* begin Input material *
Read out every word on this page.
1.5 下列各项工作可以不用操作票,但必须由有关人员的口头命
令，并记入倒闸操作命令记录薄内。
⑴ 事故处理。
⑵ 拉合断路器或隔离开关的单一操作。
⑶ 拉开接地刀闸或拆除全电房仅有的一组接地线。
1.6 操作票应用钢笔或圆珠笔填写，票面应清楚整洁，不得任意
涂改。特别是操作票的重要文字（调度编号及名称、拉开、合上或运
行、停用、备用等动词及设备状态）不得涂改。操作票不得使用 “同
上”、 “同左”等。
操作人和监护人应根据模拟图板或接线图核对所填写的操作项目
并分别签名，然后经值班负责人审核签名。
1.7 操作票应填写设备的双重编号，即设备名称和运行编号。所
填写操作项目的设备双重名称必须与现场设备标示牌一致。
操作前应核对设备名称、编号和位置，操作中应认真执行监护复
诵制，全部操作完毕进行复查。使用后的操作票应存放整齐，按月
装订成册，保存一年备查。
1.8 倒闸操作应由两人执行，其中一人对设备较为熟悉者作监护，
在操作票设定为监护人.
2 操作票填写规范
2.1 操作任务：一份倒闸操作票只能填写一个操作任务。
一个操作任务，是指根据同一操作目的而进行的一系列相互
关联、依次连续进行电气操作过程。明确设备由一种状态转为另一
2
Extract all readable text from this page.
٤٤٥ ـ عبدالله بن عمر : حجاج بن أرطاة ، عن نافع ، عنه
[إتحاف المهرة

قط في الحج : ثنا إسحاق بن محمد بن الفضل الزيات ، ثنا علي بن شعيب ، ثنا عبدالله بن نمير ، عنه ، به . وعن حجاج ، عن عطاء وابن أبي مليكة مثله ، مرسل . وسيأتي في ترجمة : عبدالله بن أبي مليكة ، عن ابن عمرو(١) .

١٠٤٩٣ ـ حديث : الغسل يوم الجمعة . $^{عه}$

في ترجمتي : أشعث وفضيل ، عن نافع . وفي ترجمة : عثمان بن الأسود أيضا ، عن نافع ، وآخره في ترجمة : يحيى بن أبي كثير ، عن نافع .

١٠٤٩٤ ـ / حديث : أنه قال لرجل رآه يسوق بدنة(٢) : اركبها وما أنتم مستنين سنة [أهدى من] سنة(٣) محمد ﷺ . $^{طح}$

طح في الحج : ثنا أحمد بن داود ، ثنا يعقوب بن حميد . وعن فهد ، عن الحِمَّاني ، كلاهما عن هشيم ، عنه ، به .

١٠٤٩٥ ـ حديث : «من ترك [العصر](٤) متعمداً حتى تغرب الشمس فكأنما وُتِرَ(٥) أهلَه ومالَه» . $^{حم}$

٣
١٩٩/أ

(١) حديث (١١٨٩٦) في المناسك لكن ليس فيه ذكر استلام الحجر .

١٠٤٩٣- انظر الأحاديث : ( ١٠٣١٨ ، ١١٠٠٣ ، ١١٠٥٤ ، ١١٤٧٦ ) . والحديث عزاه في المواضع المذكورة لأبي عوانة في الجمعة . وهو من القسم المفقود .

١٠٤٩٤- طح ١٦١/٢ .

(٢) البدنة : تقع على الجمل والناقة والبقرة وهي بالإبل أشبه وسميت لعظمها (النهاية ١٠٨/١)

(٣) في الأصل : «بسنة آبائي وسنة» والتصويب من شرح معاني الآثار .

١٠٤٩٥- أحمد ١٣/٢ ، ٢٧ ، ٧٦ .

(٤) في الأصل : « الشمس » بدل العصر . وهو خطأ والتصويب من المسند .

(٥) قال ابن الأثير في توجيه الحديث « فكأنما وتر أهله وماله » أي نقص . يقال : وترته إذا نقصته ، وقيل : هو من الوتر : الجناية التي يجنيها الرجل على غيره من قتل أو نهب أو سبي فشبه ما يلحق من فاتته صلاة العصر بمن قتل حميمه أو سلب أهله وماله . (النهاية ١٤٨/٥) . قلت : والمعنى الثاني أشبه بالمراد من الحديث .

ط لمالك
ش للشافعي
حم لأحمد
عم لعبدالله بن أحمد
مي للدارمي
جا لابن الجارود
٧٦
* end Input material *
Direction
Retype the records above exactly.

Complete answer
Read out every word on this page.
1.5 下列各项工作可以不用操作票,但必须由有关人员的口头命
令，并记入倒闸操作命令记录薄内。
⑴ 事故处理。
⑵ 拉合断路器或隔离开关的单一操作。
⑶ 拉开接地刀闸或拆除全电房仅有的一组接地线。
1.6 操作票应用钢笔或圆珠笔填写，票面应清楚整洁，不得任意
涂改。特别是操作票的重要文字（调度编号及名称、拉开、合上或运
行、停用、备用等动词及设备状态）不得涂改。操作票不得使用 “同
上”、 “同左”等。
操作人和监护人应根据模拟图板或接线图核对所填写的操作项目
并分别签名，然后经值班负责人审核签名。
1.7 操作票应填写设备的双重编号，即设备名称和运行编号。所
填写操作项目的设备双重名称必须与现场设备标示牌一致。
操作前应核对设备名称、编号和位置，操作中应认真执行监护复
诵制，全部操作完毕进行复查。使用后的操作票应存放整齐，按月
装订成册，保存一年备查。
1.8 倒闸操作应由两人执行，其中一人对设备较为熟悉者作监护，
在操作票设定为监护人.
2 操作票填写规范
2.1 操作任务：一份倒闸操作票只能填写一个操作任务。
一个操作任务，是指根据同一操作目的而进行的一系列相互
关联、依次连续进行电气操作过程。明确设备由一种状态转为另一
2
Extract all readable text from this page.
٤٤٥ ـ عبدالله بن عمر : حجاج بن أرطاة ، عن نافع ، عنه
[إتحاف المهرة

قط في الحج : ثنا إسحاق بن محمد بن الفضل الزيات ، ثنا علي بن شعيب ، ثنا عبدالله بن نمير ، عنه ، به . وعن حجاج ، عن عطاء وابن أبي مليكة مثله ، مرسل . وسيأتي في ترجمة : عبدالله بن أبي مليكة ، عن ابن عمرو(١) .

١٠٤٩٣ ـ حديث : الغسل يوم الجمعة . $^{عه}$

في ترجمتي : أشعث وفضيل ، عن نافع . وفي ترجمة : عثمان بن الأسود أيضا ، عن نافع ، وآخره في ترجمة : يحيى بن أبي كثير ، عن نافع .

١٠٤٩٤ ـ / حديث : أنه قال لرجل رآه يسوق بدنة(٢) : اركبها وما أنتم مستنين سنة [أهدى من] سنة(٣) محمد ﷺ . $^{طح}$

طح في الحج : ثنا أحمد بن داود ، ثنا يعقوب بن حميد . وعن فهد ، عن الحِمَّاني ، كلاهما عن هشيم ، عنه ، به .

١٠٤٩٥ ـ حديث : «من ترك [العصر](٤) متعمداً حتى تغرب الشمس فكأنما وُتِرَ(٥) أهلَه ومالَه» . $^{حم}$

٣
١٩٩/أ

(١) حديث (١١٨٩٦) في المناسك لكن ليس فيه ذكر استلام الحجر .

١٠٤٩٣- انظر الأحاديث : ( ١٠٣١٨ ، ١١٠٠٣ ، ١١٠٥٤ ، ١١٤٧٦ ) . والحديث عزاه في المواضع المذكورة لأبي عوانة في الجمعة . وهو من القسم المفقود .

١٠٤٩٤- طح ١٦١/٢ .

(٢) البدنة : تقع على الجمل والناقة والبقرة وهي بالإبل أشبه وسميت لعظمها (النهاية ١٠٨/١)

(٣) في الأصل : «بسنة آبائي وسنة» والتصويب من شرح معاني الآثار .

١٠٤٩٥- أحمد ١٣/٢ ، ٢٧ ، ٧٦ .

(٤) في الأصل : « الشمس » بدل العصر . وهو خطأ والتصويب من المسند .

(٥) قال ابن الأثير في توجيه الحديث « فكأنما وتر أهله وماله » أي نقص . يقال : وترته إذا نقصته ، وقيل : هو من الوتر : الجناية التي يجنيها الرجل على غيره من قتل أو نهب أو سبي فشبه ما يلحق من فاتته صلاة العصر بمن قتل حميمه أو سلب أهله وماله . (النهاية ١٤٨/٥) . قلت : والمعنى الثاني أشبه بالمراد من الحديث .

ط لمالك
ش للشافعي
حم لأحمد
عم لعبدالله بن أحمد
مي للدارمي
جا لابن الجارود
٧٦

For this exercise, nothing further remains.